Provided records =>
-=-=-
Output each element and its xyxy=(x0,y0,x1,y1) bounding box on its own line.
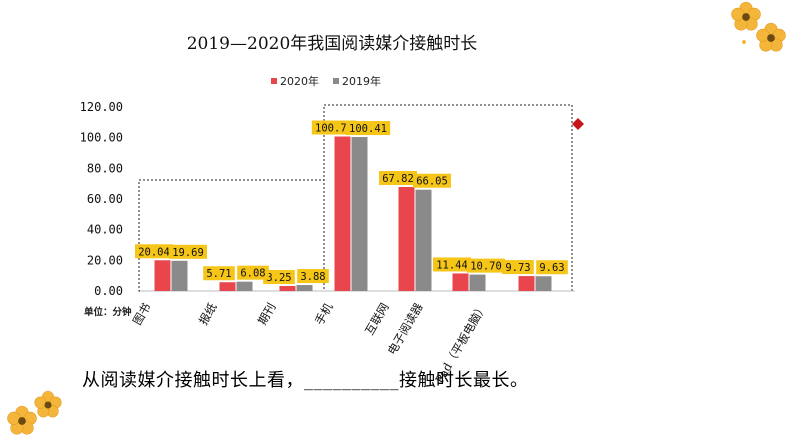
diamond-marker xyxy=(572,118,584,130)
category-label: 图书 xyxy=(130,301,154,328)
legend-swatch xyxy=(333,78,339,84)
bar-2020 xyxy=(452,273,469,291)
data-label: 19.69 xyxy=(172,247,204,259)
chart-title: 2019—2020年我国阅读媒介接触时长 xyxy=(187,34,478,54)
bar-2020 xyxy=(219,282,236,291)
flower-icon xyxy=(731,1,761,31)
category-label: 互联网 xyxy=(362,301,391,338)
data-label: 9.63 xyxy=(539,262,564,274)
data-label: 67.82 xyxy=(382,173,414,185)
flower-decorations xyxy=(7,1,786,435)
bar-2019 xyxy=(469,274,486,291)
data-label-box xyxy=(311,120,357,135)
chart-legend: 2020年 2019年 xyxy=(271,74,381,88)
bar-2019 xyxy=(351,137,368,291)
y-tick-label: 100.00 xyxy=(80,131,123,145)
y-tick-label: 80.00 xyxy=(87,161,123,175)
bar-2020 xyxy=(518,276,535,291)
question-suffix: 接触时长最长。 xyxy=(399,370,529,391)
data-label: 10.70 xyxy=(470,261,502,273)
data-label-box xyxy=(536,260,568,275)
data-label: 9.73 xyxy=(505,262,530,274)
data-label-box xyxy=(467,258,505,273)
data-label-box xyxy=(263,270,295,285)
category-label: 手机 xyxy=(312,300,336,327)
data-label-box xyxy=(433,257,471,272)
answer-blank[interactable]: __________ xyxy=(304,370,399,391)
bar-2020 xyxy=(279,286,296,291)
flower-icon xyxy=(7,405,37,435)
legend-label: 2019年 xyxy=(342,74,381,88)
data-label-box xyxy=(502,260,534,275)
data-label: 100.75 xyxy=(315,123,353,135)
data-label-box xyxy=(413,173,451,188)
data-label-box xyxy=(135,244,173,259)
bar-2020 xyxy=(334,136,351,291)
bar-2019 xyxy=(535,276,552,291)
data-label-box xyxy=(379,171,417,186)
data-label: 20.04 xyxy=(138,246,170,258)
data-label: 5.71 xyxy=(206,268,231,280)
data-label-box xyxy=(345,121,391,136)
data-label: 11.44 xyxy=(436,259,468,271)
flower-icon xyxy=(34,391,62,418)
y-axis: 0.00 20.00 40.00 60.00 80.00 100.00 120.00 xyxy=(80,100,575,298)
data-label-box xyxy=(237,265,269,280)
data-label: 6.08 xyxy=(240,268,265,280)
bar-2019 xyxy=(171,260,188,291)
data-label: 100.41 xyxy=(349,123,387,135)
data-labels: 20.04 5.71 3.25 100.75 67.82 11.44 9.73 19.69 6.… xyxy=(135,120,568,285)
data-label-box xyxy=(297,269,329,284)
bar-2019 xyxy=(296,285,313,291)
legend-swatch xyxy=(271,78,277,84)
y-tick-label: 60.00 xyxy=(87,192,123,206)
data-label: 66.05 xyxy=(416,176,448,188)
bar-2019 xyxy=(236,281,253,291)
category-label: 报纸 xyxy=(196,300,220,327)
legend-label: 2020年 xyxy=(280,74,319,88)
unit-label: 单位：分钟 xyxy=(84,306,132,318)
question-prefix: 从阅读媒介接触时长上看， xyxy=(82,370,304,391)
y-tick-label: 40.00 xyxy=(87,223,123,237)
data-label-box xyxy=(203,266,235,281)
data-label-box xyxy=(169,244,207,259)
category-label: 期刊 xyxy=(255,301,279,328)
data-label: 3.25 xyxy=(266,272,291,284)
data-label: 3.88 xyxy=(300,271,325,283)
bar-2019 xyxy=(415,189,432,291)
bars xyxy=(154,136,552,291)
bar-2020 xyxy=(154,260,171,291)
y-tick-label: 0.00 xyxy=(94,284,123,298)
y-tick-label: 120.00 xyxy=(80,100,123,114)
question-sentence: 从阅读媒介接触时长上看，__________接触时长最长。 xyxy=(82,366,529,392)
flower-icon xyxy=(756,22,786,52)
y-tick-label: 20.00 xyxy=(87,253,123,267)
bar-2020 xyxy=(398,187,415,291)
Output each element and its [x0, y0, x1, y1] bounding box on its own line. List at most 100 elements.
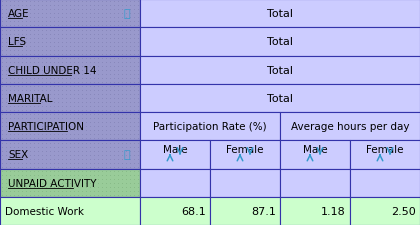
Point — [43, 76, 50, 80]
Point — [47, 149, 53, 153]
Point — [55, 24, 61, 28]
Point — [47, 36, 53, 40]
Point — [0, 141, 5, 145]
Point — [118, 48, 125, 52]
Point — [15, 149, 21, 153]
Point — [118, 137, 125, 140]
Point — [107, 137, 113, 140]
Point — [47, 24, 53, 28]
Point — [135, 141, 142, 145]
Point — [115, 141, 121, 145]
Point — [75, 16, 81, 20]
Point — [107, 117, 113, 121]
Point — [3, 97, 9, 100]
Point — [39, 169, 45, 173]
Point — [71, 40, 77, 44]
Point — [67, 165, 74, 169]
Point — [7, 0, 13, 4]
Point — [75, 93, 81, 96]
Point — [83, 173, 89, 177]
Point — [123, 169, 129, 173]
Point — [99, 141, 105, 145]
Point — [83, 153, 89, 157]
Point — [118, 61, 125, 64]
Point — [18, 125, 25, 128]
Point — [107, 93, 113, 96]
Point — [131, 36, 137, 40]
Point — [87, 0, 93, 4]
Point — [79, 149, 85, 153]
Point — [0, 193, 5, 197]
Point — [118, 0, 125, 4]
Point — [3, 117, 9, 121]
Point — [47, 57, 53, 60]
Point — [39, 81, 45, 84]
Point — [43, 36, 50, 40]
Point — [91, 12, 97, 16]
Point — [87, 73, 93, 76]
Point — [15, 153, 21, 157]
Point — [115, 76, 121, 80]
Point — [79, 76, 85, 80]
Point — [127, 149, 134, 153]
Point — [18, 0, 25, 4]
Point — [94, 185, 101, 189]
Bar — [210, 169, 280, 197]
Point — [75, 145, 81, 149]
Point — [91, 181, 97, 185]
Point — [26, 20, 33, 24]
Point — [91, 153, 97, 157]
Point — [34, 73, 41, 76]
Point — [59, 101, 66, 104]
Point — [110, 0, 117, 4]
Point — [0, 169, 5, 173]
Point — [110, 185, 117, 189]
Point — [18, 40, 25, 44]
Point — [3, 20, 9, 24]
Point — [23, 117, 29, 121]
Point — [7, 73, 13, 76]
Point — [47, 193, 53, 197]
Point — [47, 121, 53, 124]
Point — [7, 157, 13, 161]
Point — [110, 97, 117, 100]
Point — [83, 29, 89, 32]
Point — [127, 69, 134, 72]
Point — [94, 33, 101, 36]
Point — [91, 137, 97, 140]
Point — [71, 129, 77, 133]
Point — [0, 8, 5, 12]
Point — [102, 65, 109, 68]
Point — [55, 173, 61, 177]
Point — [55, 65, 61, 68]
Point — [0, 121, 5, 124]
Point — [59, 97, 66, 100]
Point — [123, 185, 129, 189]
Point — [63, 57, 69, 60]
Point — [15, 189, 21, 193]
Point — [131, 81, 137, 84]
Point — [51, 29, 58, 32]
Point — [3, 76, 9, 80]
Point — [63, 189, 69, 193]
Point — [110, 109, 117, 112]
Point — [107, 97, 113, 100]
Point — [110, 52, 117, 56]
Point — [3, 16, 9, 20]
Point — [91, 81, 97, 84]
Point — [102, 12, 109, 16]
Point — [99, 181, 105, 185]
Point — [127, 16, 134, 20]
Point — [131, 117, 137, 121]
Point — [55, 8, 61, 12]
Point — [83, 121, 89, 124]
Point — [67, 161, 74, 164]
Point — [107, 185, 113, 189]
Point — [135, 65, 142, 68]
Point — [7, 69, 13, 72]
Point — [67, 121, 74, 124]
Point — [79, 101, 85, 104]
Point — [26, 48, 33, 52]
Point — [102, 48, 109, 52]
Point — [51, 57, 58, 60]
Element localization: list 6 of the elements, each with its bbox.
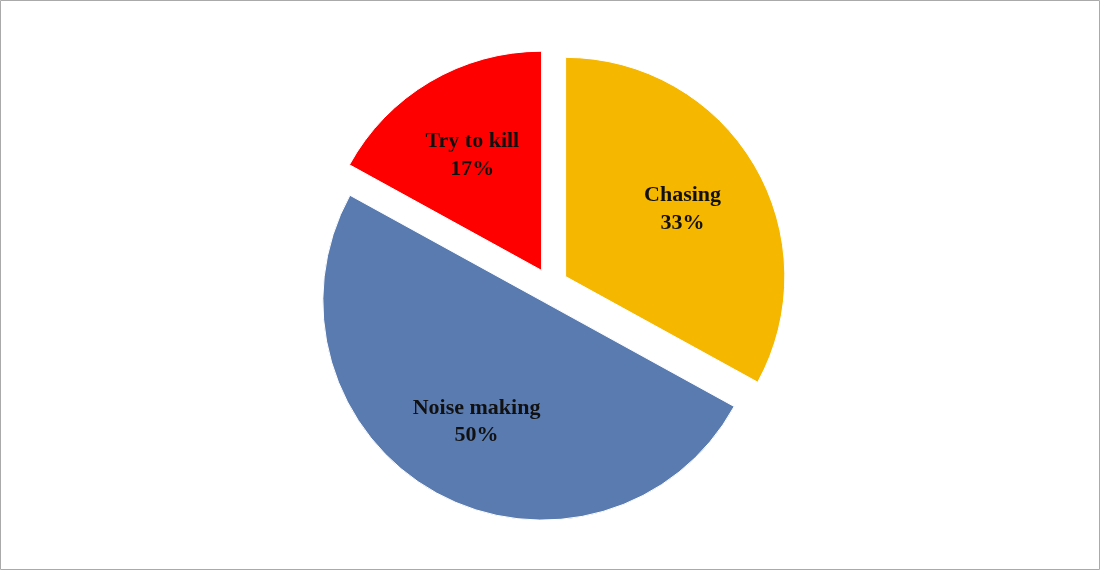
slice-label: Chasing	[644, 181, 722, 207]
slice-label: Noise making	[412, 393, 541, 419]
slice-label: Try to kill	[425, 127, 520, 153]
data-label: 50%	[454, 421, 499, 447]
data-label: 17%	[450, 154, 495, 180]
data-label: 33%	[660, 208, 705, 234]
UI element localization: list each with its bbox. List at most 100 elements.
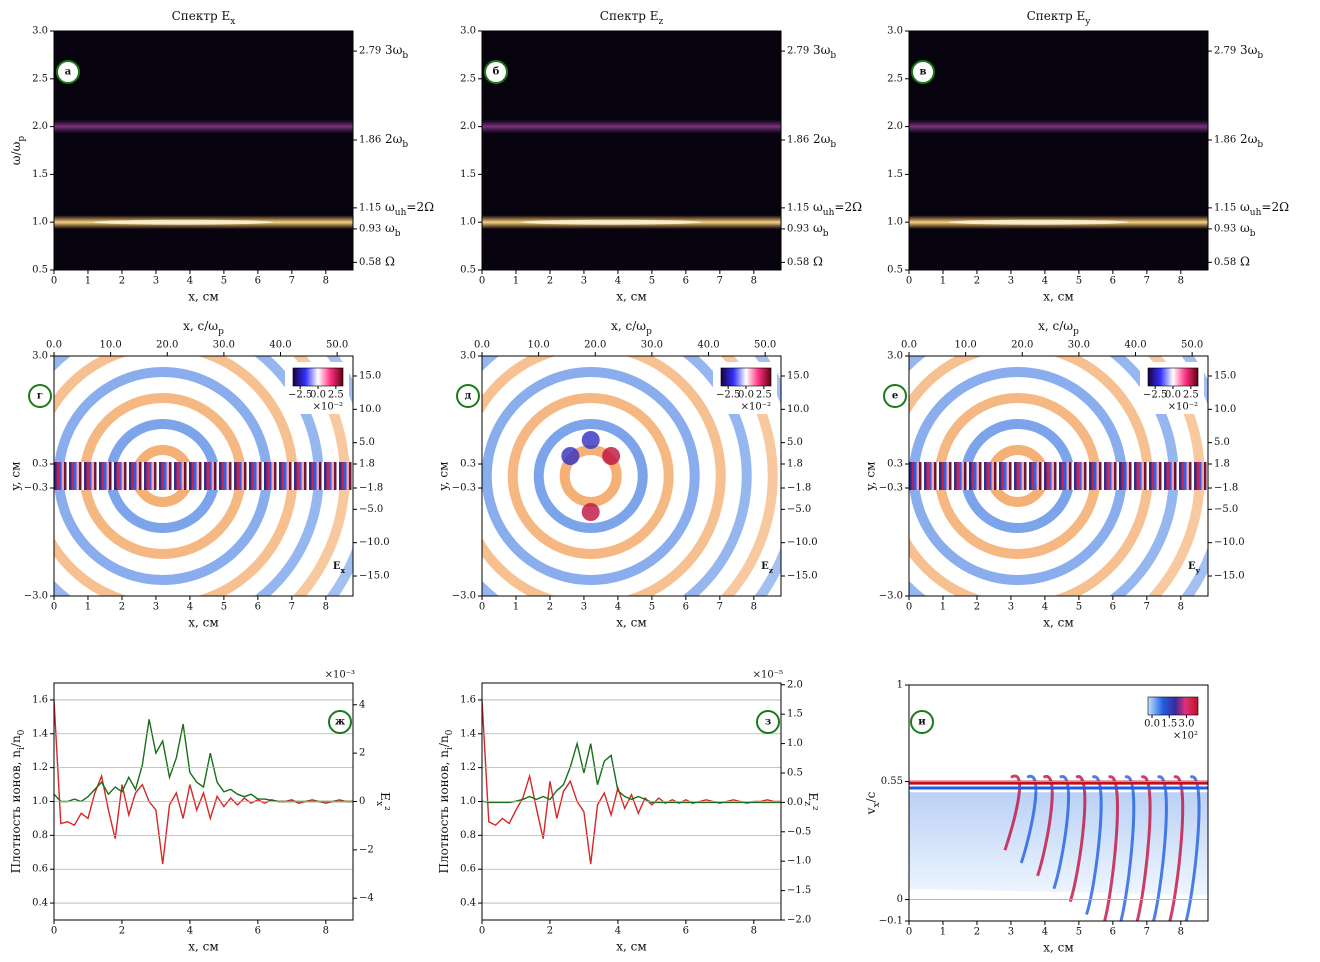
x-tick-label: 6: [255, 602, 261, 613]
y2-tick-label: 1.8: [787, 459, 803, 470]
x-tick-label: 0: [479, 276, 485, 287]
x-tick-label: 5: [1076, 602, 1082, 613]
x-tick-label: 7: [1144, 602, 1150, 613]
beam-stripe: [1051, 462, 1054, 490]
y2-tick-label: 5.0: [359, 437, 375, 448]
x-tick-label: 5: [221, 602, 227, 613]
frequency-annotation-part: b: [830, 139, 836, 149]
wave-ring: [533, 419, 648, 533]
y-tick-label: 0.4: [32, 898, 48, 909]
phase-filament: [1019, 774, 1038, 864]
x-axis-label: x, см: [1043, 616, 1073, 630]
beam-stripe: [276, 462, 279, 490]
x-tick-label: 6: [683, 602, 689, 613]
y-axis-label-part: ω/ω: [9, 141, 23, 165]
x-tick-label: 8: [1178, 602, 1184, 613]
beam-stripe: [99, 462, 102, 490]
beam-stripe: [269, 462, 272, 490]
y-tick-label: 2.0: [460, 121, 476, 132]
spectral-band: [909, 119, 1208, 134]
y2-tick-label: 1.86: [787, 134, 809, 145]
beam-stripe: [61, 462, 64, 490]
beam-stripe: [1156, 462, 1159, 490]
plot-area: [909, 356, 1208, 596]
beam-stripe: [174, 462, 177, 490]
beam-stripe: [314, 462, 317, 490]
beam-stripe: [914, 462, 917, 490]
frequency-annotation-part: 3ω: [813, 43, 831, 57]
x-tick-label: 1: [513, 602, 519, 613]
plot-area: [54, 356, 353, 596]
x2-tick-label: 20.0: [156, 340, 178, 351]
frequency-annotation: Ω: [385, 254, 395, 268]
spectrum-bg: [482, 31, 781, 270]
x-tick-label: 0: [51, 926, 57, 937]
beam-stripe: [1024, 462, 1027, 490]
x-tick-label: 8: [323, 602, 329, 613]
beam-stripe: [951, 462, 954, 490]
beam-stripe: [1114, 462, 1117, 490]
beam-stripe: [281, 462, 284, 490]
beam-stripe: [1056, 462, 1059, 490]
frequency-annotation: ωuh=2Ω: [813, 199, 862, 217]
y2-tick-label: 0.58: [359, 257, 381, 268]
beam-stripe: [304, 462, 307, 490]
beam-stripe: [1184, 462, 1187, 490]
x-tick-label: 2: [119, 926, 125, 937]
panel-badge: [883, 384, 907, 408]
y-tick-label: 2.5: [460, 73, 476, 84]
frequency-annotation-part: b: [402, 139, 408, 149]
colorbar-scale: ×10⁻²: [313, 402, 343, 413]
y2-axis-label-part: ²: [379, 806, 393, 811]
x-tick-label: 0: [906, 927, 912, 938]
beam-stripe: [1119, 462, 1122, 490]
beam-stripe: [204, 462, 207, 490]
x-tick-label: 2: [974, 276, 980, 287]
colorbar-tick-label: 0.0: [1165, 390, 1181, 401]
beam-stripe: [1066, 462, 1069, 490]
y2-tick-label: −1.0: [787, 856, 811, 867]
beam-stripe: [104, 462, 107, 490]
y-axis-label: Плотность ионов, ni/n0: [9, 729, 27, 873]
x-tick-label: 4: [1042, 602, 1048, 613]
y-axis-label-part: i: [17, 747, 27, 750]
beam-stripe: [1106, 462, 1109, 490]
frame: [53, 355, 354, 597]
y-tick-label: 3.0: [32, 26, 48, 37]
y-axis-label: Плотность ионов, ni/n0: [437, 729, 455, 873]
y-axis-label-part: Плотность ионов, n: [437, 750, 451, 874]
wave-ring: [482, 367, 700, 585]
beam-stripe: [944, 462, 947, 490]
panel-letter: а: [65, 67, 72, 78]
x-axis-label: x, см: [188, 616, 218, 630]
colorbar-tick-label: −2.5: [716, 390, 740, 401]
beam-stripe: [1204, 462, 1207, 490]
beam-stripe: [1076, 462, 1079, 490]
beam-stripe: [1096, 462, 1099, 490]
beam-stripe: [1169, 462, 1172, 490]
beam-stripe: [1036, 462, 1039, 490]
y-tick-label: 0.6: [460, 864, 476, 875]
beam-stripe: [1011, 462, 1014, 490]
frequency-annotation: ωuh=2Ω: [385, 199, 434, 217]
x-axis-label: x, см: [616, 616, 646, 630]
x-tick-label: 6: [1110, 276, 1116, 287]
band-core: [948, 219, 1129, 225]
frame: [481, 355, 782, 597]
y-tick-label: 0.8: [460, 830, 476, 841]
beam-stripe: [346, 462, 349, 490]
y2-axis-label: Ez²: [803, 792, 821, 811]
beam-stripe: [959, 462, 962, 490]
beam-stripe: [1159, 462, 1162, 490]
x-tick-label: 2: [974, 927, 980, 938]
beam-stripe: [1136, 462, 1139, 490]
beam-stripe: [1104, 462, 1107, 490]
beam-stripe: [1026, 462, 1029, 490]
x-tick-label: 3: [153, 276, 159, 287]
y2-tick-label: −1.8: [787, 483, 811, 494]
colorbar-tick-label: 2.5: [756, 390, 772, 401]
beam-stripe: [341, 462, 344, 490]
beam-stripe: [144, 462, 147, 490]
panel-badge: [911, 60, 935, 84]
-=-=-
Task brief => In the records, from the line holding "181, 722, 207]" through the line holding "UI element localization: list", inclusive, rename "slice-label" to "sector-label". Return only those lines, with everything else unchanged.

Task output =>
sector-label: Chasing	[644, 181, 722, 207]
sector-label: Noise making	[412, 393, 541, 419]
sector-label: Try to kill	[425, 127, 520, 153]
data-label: 50%	[454, 421, 499, 447]
data-label: 17%	[450, 154, 495, 180]
data-label: 33%	[660, 208, 705, 234]
UI element localization: list each with its bbox. List at most 100 elements.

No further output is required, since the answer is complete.